++++ Supplied material

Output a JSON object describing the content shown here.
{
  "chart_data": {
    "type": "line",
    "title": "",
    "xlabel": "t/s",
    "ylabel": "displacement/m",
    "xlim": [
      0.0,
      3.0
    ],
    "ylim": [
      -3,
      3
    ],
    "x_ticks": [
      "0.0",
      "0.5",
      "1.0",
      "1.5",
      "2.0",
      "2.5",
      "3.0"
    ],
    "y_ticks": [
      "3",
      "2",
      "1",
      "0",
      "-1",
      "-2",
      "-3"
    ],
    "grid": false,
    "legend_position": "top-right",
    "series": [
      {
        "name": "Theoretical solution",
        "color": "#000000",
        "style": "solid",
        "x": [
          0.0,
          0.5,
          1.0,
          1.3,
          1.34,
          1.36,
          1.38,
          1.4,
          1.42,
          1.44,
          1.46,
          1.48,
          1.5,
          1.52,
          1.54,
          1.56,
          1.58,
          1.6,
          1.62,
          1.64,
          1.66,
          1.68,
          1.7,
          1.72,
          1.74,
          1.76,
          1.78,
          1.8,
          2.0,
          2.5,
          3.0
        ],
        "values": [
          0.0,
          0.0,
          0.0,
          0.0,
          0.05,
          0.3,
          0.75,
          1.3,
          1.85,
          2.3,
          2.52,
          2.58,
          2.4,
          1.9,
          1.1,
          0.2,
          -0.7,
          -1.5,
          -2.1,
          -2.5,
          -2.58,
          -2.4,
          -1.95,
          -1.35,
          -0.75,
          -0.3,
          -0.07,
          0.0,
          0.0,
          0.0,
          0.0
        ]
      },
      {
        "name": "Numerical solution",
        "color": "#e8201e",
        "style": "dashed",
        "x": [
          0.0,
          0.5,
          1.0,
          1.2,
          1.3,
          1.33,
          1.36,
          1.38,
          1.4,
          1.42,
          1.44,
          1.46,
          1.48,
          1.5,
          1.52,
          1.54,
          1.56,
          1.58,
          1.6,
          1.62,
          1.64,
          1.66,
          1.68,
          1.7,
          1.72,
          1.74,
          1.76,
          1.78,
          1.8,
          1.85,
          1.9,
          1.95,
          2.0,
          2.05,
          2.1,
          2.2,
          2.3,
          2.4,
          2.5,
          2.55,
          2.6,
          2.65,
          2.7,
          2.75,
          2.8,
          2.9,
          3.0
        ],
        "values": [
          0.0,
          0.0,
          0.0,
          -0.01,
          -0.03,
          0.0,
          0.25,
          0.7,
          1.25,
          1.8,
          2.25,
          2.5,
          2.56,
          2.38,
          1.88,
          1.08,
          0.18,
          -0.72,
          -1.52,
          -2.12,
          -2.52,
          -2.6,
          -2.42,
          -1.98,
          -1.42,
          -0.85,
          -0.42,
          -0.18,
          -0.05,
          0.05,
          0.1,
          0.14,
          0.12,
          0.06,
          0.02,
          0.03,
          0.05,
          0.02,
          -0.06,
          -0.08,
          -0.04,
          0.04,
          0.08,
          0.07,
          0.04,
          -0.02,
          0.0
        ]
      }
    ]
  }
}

++++++++

Among the entries above, identify all lines with "name" and copy them.

        "name": "Theoretical solution",
        "name": "Numerical solution",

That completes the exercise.